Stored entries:
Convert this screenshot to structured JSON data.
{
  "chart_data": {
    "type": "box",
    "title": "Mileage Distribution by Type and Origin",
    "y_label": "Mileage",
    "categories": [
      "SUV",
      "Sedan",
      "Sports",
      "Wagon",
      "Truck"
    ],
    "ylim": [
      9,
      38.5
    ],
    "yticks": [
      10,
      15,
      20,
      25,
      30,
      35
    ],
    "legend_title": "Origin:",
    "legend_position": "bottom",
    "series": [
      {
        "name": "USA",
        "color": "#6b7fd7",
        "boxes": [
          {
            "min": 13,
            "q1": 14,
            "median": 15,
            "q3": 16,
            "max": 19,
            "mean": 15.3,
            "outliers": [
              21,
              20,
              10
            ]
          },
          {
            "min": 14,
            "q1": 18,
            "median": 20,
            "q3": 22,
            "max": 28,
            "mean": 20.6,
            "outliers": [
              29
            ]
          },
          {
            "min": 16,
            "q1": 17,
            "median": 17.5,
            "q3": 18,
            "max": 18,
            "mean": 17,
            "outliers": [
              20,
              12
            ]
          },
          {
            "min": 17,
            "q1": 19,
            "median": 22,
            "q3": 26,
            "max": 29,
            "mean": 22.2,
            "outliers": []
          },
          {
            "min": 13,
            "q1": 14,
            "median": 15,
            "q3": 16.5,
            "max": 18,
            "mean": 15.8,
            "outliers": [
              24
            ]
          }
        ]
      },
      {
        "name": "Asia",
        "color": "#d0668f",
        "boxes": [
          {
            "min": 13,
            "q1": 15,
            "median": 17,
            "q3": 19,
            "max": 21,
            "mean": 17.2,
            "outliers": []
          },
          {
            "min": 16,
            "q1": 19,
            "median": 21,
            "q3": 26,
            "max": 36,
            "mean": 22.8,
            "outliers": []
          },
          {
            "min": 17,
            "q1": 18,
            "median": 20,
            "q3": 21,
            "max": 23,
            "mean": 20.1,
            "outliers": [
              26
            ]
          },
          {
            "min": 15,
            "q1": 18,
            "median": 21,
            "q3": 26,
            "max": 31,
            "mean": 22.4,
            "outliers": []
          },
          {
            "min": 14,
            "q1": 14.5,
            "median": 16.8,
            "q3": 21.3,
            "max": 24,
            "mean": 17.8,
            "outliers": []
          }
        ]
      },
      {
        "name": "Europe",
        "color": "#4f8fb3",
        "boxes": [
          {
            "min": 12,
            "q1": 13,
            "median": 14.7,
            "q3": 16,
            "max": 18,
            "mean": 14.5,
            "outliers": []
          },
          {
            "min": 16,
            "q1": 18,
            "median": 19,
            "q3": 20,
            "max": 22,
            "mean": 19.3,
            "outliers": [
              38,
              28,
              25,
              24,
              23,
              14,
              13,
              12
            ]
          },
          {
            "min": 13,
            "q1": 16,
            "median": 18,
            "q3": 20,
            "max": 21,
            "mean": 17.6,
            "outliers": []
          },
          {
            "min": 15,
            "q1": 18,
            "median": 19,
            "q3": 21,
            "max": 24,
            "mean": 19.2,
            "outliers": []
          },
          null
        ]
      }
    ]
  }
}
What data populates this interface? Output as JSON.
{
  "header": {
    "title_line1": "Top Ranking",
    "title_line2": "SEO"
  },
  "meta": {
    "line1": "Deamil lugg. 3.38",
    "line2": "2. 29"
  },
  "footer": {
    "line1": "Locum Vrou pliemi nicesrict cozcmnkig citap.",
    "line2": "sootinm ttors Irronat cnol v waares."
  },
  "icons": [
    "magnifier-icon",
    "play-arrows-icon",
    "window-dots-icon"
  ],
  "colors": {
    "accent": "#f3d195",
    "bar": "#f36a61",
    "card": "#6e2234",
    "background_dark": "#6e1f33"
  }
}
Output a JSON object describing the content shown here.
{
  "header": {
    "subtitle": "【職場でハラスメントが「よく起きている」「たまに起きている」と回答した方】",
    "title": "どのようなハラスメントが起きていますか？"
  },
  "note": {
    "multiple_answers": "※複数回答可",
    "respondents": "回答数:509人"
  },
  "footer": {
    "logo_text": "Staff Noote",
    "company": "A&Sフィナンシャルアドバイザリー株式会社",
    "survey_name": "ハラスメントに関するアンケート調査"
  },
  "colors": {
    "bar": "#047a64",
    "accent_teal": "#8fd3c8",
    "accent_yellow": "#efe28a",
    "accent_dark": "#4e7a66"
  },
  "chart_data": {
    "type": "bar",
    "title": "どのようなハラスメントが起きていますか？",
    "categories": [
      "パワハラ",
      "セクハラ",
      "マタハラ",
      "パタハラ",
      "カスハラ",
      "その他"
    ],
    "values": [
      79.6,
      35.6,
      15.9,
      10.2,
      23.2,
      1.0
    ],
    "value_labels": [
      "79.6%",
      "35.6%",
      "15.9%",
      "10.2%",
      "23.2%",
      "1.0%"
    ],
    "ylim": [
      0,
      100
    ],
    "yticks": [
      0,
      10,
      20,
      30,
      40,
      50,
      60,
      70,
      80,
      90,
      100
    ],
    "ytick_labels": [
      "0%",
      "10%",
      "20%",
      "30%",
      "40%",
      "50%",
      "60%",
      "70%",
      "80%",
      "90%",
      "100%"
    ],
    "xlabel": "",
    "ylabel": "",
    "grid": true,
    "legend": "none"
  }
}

Exercise prompt:
Copy every line in the records above that contains the word "どのようなハラスメントが起きていますか".

Full response:
    "title": "どのようなハラスメントが起きていますか？"
    "title": "どのようなハラスメントが起きていますか？",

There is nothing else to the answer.